- Date: 3 March 1978
- Site: Southern Cross Hotel, Melbourne, Victoria
- Hosted by: Bert Newton
- Gold Logie: Graham Kennedy

Television coverage
- Network: Nine Network

= Logie Awards of 1978 =

The 20th Annual TV Week Logie Awards were presented on Friday 3 March 1978 at Southern Cross Hotel in Melbourne and broadcast on the Nine Network. Bert Newton from the Nine Network was the Master of Ceremonies. American singer Sammy Davis Jr., television actors Mike Farrell, Florence Henderson, Richard Anderson, and Patty Weaver, and British television host David Frost appeared as guests. Bob Hope also made a brief introduction via cable from Sydney.

==Awards==
Winners of Logie Awards (Australian television) for 1978:

===Gold Logie===
- Most Popular Personality on Australian Television
Presented by Sammy Davis Jr.
Winner:
Graham Kennedy, Blankety Blanks, Network Ten
Nominated:
Lorraine Bayly, The Sullivans, Nine Network
Don Lane, The Don Lane Show, Nine Network
Bert Newton, The Don Lane Show, Nine Network
Mike Walsh, The Mike Walsh Show, Nine Network

===Silver Logies===
- Most Popular Lead Actor on Australian Television
Winner:
Paul Cronin, The Sullivans, Nine Network

- Most Popular Lead Actress on Australian Television
Winner:
Lorraine Bayly, The Sullivans, Nine Network

===Logie===

====National====
- Most Popular Australian Drama
Winner:
The Sullivans, Nine Network

- Best New Talent In Australia
Winner:
Brandon Burke, Glenview High, Seven Network

- Most Popular Australian TV Teenage Personality
Winner:
Mark Holden

- Most Popular Australian Variety Or Panel Show
Winner:
Blankety Blanks, Network Ten

- Most Popular Australian Commercial (last time this was awarded)

(Dataset rows)
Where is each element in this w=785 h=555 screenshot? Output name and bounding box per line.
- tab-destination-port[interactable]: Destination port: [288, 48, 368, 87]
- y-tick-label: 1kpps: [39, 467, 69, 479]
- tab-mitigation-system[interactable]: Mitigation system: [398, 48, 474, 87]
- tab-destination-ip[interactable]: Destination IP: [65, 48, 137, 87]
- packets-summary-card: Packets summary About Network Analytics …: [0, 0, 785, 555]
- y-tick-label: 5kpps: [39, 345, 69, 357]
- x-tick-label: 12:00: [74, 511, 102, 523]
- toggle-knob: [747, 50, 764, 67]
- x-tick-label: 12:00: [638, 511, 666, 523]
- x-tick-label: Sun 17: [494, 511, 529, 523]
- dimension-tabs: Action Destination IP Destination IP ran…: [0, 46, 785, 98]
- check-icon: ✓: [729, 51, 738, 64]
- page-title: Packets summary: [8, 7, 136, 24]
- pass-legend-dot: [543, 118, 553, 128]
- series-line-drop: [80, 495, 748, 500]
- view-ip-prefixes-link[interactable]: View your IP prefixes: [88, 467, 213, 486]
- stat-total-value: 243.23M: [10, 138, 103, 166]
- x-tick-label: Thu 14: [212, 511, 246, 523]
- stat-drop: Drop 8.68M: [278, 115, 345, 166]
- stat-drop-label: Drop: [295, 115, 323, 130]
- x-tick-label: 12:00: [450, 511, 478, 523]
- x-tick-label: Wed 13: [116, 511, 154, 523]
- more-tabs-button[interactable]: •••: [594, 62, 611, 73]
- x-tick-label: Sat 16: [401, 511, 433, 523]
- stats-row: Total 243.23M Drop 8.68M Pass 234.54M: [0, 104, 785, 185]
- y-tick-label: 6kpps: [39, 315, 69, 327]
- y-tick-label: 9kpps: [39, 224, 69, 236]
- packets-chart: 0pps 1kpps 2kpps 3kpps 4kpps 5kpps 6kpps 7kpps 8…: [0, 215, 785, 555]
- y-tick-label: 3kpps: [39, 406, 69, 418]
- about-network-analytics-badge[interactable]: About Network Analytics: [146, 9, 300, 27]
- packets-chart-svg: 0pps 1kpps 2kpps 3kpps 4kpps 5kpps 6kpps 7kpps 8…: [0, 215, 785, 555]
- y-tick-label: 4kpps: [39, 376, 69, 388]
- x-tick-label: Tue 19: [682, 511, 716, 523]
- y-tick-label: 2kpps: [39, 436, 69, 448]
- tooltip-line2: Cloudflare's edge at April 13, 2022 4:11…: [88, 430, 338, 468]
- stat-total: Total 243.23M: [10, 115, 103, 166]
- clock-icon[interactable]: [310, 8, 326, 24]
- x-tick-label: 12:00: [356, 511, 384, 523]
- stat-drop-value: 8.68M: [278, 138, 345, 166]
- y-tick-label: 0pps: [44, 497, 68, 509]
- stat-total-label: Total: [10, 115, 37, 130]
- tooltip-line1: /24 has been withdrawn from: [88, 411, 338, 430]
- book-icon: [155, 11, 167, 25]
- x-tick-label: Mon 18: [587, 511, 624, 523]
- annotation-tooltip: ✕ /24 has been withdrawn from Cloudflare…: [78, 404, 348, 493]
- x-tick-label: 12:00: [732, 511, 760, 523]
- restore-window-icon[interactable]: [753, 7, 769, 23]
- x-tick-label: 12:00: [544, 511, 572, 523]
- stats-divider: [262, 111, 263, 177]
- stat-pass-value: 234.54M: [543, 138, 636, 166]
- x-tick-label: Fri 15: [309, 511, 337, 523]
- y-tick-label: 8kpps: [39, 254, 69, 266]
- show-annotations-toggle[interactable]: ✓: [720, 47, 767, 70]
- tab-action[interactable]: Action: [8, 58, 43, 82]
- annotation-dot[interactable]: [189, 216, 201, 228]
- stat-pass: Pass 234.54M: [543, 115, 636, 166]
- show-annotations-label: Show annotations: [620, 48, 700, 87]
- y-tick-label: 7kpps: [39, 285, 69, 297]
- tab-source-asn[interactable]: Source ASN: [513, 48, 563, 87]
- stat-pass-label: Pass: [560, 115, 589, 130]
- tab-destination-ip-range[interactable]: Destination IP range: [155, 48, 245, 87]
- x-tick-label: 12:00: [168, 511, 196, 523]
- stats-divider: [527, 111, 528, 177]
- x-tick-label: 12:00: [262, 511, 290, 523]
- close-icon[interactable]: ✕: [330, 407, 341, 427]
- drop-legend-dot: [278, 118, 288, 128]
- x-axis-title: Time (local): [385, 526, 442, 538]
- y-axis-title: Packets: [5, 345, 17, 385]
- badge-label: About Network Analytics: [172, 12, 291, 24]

Requirements. Retype the 1978 Logie Awards text between "The 20th Annual" and "cable from Sydney.", inclusive. The records play no part in the tasks.

Result for this exercise.
The 20th Annual TV Week Logie Awards were presented on Friday 3 March 1978 at Southern Cross Hotel in Melbourne and broadcast on the Nine Network. Bert Newton from the Nine Network was the Master of Ceremonies. American singer Sammy Davis Jr., television actors Mike Farrell, Florence Henderson, Richard Anderson, and Patty Weaver, and British television host David Frost appeared as guests. Bob Hope also made a brief introduction via cable from Sydney.